• SHORT EXERCISE
Each entry below should be returned exactly as is, with the pictures removed.

[MATERIALS PROVIDED start]

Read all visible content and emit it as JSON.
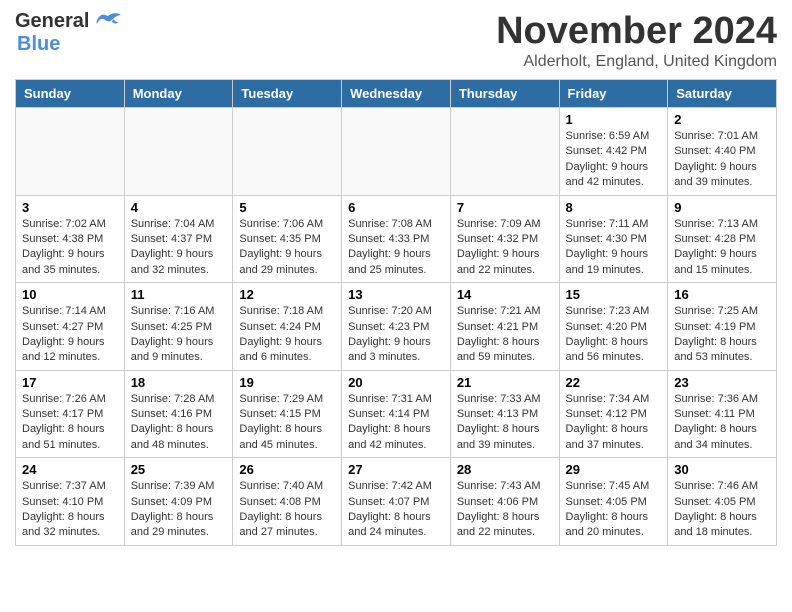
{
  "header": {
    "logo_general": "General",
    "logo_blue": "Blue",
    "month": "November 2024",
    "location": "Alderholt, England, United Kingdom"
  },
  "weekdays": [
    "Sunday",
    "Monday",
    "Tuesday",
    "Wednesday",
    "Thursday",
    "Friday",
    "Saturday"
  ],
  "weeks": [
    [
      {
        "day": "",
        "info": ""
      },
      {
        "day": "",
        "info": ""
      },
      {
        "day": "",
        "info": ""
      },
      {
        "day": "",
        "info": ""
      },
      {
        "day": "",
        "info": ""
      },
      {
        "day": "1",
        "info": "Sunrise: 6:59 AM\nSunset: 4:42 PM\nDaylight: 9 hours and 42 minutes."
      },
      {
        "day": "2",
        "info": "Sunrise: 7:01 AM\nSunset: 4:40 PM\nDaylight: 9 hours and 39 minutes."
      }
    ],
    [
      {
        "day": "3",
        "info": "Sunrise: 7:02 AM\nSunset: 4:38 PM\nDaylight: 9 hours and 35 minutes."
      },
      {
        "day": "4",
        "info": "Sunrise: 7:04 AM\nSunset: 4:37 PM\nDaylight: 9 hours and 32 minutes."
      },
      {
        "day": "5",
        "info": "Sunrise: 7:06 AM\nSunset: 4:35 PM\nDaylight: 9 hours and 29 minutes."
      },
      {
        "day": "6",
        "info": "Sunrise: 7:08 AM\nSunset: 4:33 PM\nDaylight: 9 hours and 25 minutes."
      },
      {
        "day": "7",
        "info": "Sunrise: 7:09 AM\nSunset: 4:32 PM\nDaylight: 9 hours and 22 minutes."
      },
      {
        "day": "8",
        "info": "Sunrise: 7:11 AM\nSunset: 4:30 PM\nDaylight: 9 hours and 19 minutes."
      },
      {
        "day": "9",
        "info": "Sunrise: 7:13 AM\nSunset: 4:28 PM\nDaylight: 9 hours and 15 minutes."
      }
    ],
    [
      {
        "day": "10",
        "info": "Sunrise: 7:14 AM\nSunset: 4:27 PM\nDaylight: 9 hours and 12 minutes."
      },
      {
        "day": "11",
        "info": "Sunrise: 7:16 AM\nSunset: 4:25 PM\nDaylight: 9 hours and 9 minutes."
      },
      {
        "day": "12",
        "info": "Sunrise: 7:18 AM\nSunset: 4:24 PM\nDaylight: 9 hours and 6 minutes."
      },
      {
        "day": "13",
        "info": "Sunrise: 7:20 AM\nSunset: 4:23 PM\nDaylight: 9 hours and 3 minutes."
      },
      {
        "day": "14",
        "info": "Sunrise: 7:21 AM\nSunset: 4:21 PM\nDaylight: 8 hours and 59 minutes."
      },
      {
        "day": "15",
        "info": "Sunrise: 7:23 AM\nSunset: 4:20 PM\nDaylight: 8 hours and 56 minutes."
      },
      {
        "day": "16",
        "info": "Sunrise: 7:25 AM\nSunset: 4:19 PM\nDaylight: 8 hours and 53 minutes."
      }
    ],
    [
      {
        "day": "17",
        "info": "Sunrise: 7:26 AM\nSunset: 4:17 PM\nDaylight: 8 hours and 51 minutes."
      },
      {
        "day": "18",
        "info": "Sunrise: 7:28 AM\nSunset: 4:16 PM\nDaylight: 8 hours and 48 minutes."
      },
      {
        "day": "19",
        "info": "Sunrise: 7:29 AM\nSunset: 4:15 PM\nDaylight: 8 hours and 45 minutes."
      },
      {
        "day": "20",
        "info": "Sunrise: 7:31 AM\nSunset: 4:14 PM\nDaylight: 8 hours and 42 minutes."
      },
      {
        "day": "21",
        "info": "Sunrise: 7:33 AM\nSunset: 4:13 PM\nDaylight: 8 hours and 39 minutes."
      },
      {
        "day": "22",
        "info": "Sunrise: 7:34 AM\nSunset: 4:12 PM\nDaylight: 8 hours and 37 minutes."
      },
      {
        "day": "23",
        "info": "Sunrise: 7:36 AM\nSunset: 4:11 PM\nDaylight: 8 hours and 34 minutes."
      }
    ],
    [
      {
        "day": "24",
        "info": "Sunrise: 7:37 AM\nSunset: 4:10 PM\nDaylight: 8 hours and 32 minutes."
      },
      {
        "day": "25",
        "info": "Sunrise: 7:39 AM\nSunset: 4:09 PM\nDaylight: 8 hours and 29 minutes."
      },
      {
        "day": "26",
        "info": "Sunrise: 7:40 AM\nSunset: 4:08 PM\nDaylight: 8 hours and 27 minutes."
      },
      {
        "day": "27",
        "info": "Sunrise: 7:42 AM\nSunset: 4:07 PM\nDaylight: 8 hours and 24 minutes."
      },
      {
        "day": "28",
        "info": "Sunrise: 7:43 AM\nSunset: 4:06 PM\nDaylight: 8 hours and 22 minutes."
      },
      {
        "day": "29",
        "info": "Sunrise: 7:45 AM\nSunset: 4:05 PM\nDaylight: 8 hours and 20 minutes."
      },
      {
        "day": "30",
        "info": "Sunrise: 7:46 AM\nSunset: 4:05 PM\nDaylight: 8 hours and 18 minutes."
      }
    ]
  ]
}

[MATERIALS PROVIDED end]

• RESULT OF THE EXERCISE
Read all visible content and emit it as JSON.
{
  "header": {
    "logo_general": "General",
    "logo_blue": "Blue",
    "month": "November 2024",
    "location": "Alderholt, England, United Kingdom"
  },
  "weekdays": [
    "Sunday",
    "Monday",
    "Tuesday",
    "Wednesday",
    "Thursday",
    "Friday",
    "Saturday"
  ],
  "weeks": [
    [
      {
        "day": "",
        "info": ""
      },
      {
        "day": "",
        "info": ""
      },
      {
        "day": "",
        "info": ""
      },
      {
        "day": "",
        "info": ""
      },
      {
        "day": "",
        "info": ""
      },
      {
        "day": "1",
        "info": "Sunrise: 6:59 AM\nSunset: 4:42 PM\nDaylight: 9 hours and 42 minutes."
      },
      {
        "day": "2",
        "info": "Sunrise: 7:01 AM\nSunset: 4:40 PM\nDaylight: 9 hours and 39 minutes."
      }
    ],
    [
      {
        "day": "3",
        "info": "Sunrise: 7:02 AM\nSunset: 4:38 PM\nDaylight: 9 hours and 35 minutes."
      },
      {
        "day": "4",
        "info": "Sunrise: 7:04 AM\nSunset: 4:37 PM\nDaylight: 9 hours and 32 minutes."
      },
      {
        "day": "5",
        "info": "Sunrise: 7:06 AM\nSunset: 4:35 PM\nDaylight: 9 hours and 29 minutes."
      },
      {
        "day": "6",
        "info": "Sunrise: 7:08 AM\nSunset: 4:33 PM\nDaylight: 9 hours and 25 minutes."
      },
      {
        "day": "7",
        "info": "Sunrise: 7:09 AM\nSunset: 4:32 PM\nDaylight: 9 hours and 22 minutes."
      },
      {
        "day": "8",
        "info": "Sunrise: 7:11 AM\nSunset: 4:30 PM\nDaylight: 9 hours and 19 minutes."
      },
      {
        "day": "9",
        "info": "Sunrise: 7:13 AM\nSunset: 4:28 PM\nDaylight: 9 hours and 15 minutes."
      }
    ],
    [
      {
        "day": "10",
        "info": "Sunrise: 7:14 AM\nSunset: 4:27 PM\nDaylight: 9 hours and 12 minutes."
      },
      {
        "day": "11",
        "info": "Sunrise: 7:16 AM\nSunset: 4:25 PM\nDaylight: 9 hours and 9 minutes."
      },
      {
        "day": "12",
        "info": "Sunrise: 7:18 AM\nSunset: 4:24 PM\nDaylight: 9 hours and 6 minutes."
      },
      {
        "day": "13",
        "info": "Sunrise: 7:20 AM\nSunset: 4:23 PM\nDaylight: 9 hours and 3 minutes."
      },
      {
        "day": "14",
        "info": "Sunrise: 7:21 AM\nSunset: 4:21 PM\nDaylight: 8 hours and 59 minutes."
      },
      {
        "day": "15",
        "info": "Sunrise: 7:23 AM\nSunset: 4:20 PM\nDaylight: 8 hours and 56 minutes."
      },
      {
        "day": "16",
        "info": "Sunrise: 7:25 AM\nSunset: 4:19 PM\nDaylight: 8 hours and 53 minutes."
      }
    ],
    [
      {
        "day": "17",
        "info": "Sunrise: 7:26 AM\nSunset: 4:17 PM\nDaylight: 8 hours and 51 minutes."
      },
      {
        "day": "18",
        "info": "Sunrise: 7:28 AM\nSunset: 4:16 PM\nDaylight: 8 hours and 48 minutes."
      },
      {
        "day": "19",
        "info": "Sunrise: 7:29 AM\nSunset: 4:15 PM\nDaylight: 8 hours and 45 minutes."
      },
      {
        "day": "20",
        "info": "Sunrise: 7:31 AM\nSunset: 4:14 PM\nDaylight: 8 hours and 42 minutes."
      },
      {
        "day": "21",
        "info": "Sunrise: 7:33 AM\nSunset: 4:13 PM\nDaylight: 8 hours and 39 minutes."
      },
      {
        "day": "22",
        "info": "Sunrise: 7:34 AM\nSunset: 4:12 PM\nDaylight: 8 hours and 37 minutes."
      },
      {
        "day": "23",
        "info": "Sunrise: 7:36 AM\nSunset: 4:11 PM\nDaylight: 8 hours and 34 minutes."
      }
    ],
    [
      {
        "day": "24",
        "info": "Sunrise: 7:37 AM\nSunset: 4:10 PM\nDaylight: 8 hours and 32 minutes."
      },
      {
        "day": "25",
        "info": "Sunrise: 7:39 AM\nSunset: 4:09 PM\nDaylight: 8 hours and 29 minutes."
      },
      {
        "day": "26",
        "info": "Sunrise: 7:40 AM\nSunset: 4:08 PM\nDaylight: 8 hours and 27 minutes."
      },
      {
        "day": "27",
        "info": "Sunrise: 7:42 AM\nSunset: 4:07 PM\nDaylight: 8 hours and 24 minutes."
      },
      {
        "day": "28",
        "info": "Sunrise: 7:43 AM\nSunset: 4:06 PM\nDaylight: 8 hours and 22 minutes."
      },
      {
        "day": "29",
        "info": "Sunrise: 7:45 AM\nSunset: 4:05 PM\nDaylight: 8 hours and 20 minutes."
      },
      {
        "day": "30",
        "info": "Sunrise: 7:46 AM\nSunset: 4:05 PM\nDaylight: 8 hours and 18 minutes."
      }
    ]
  ]
}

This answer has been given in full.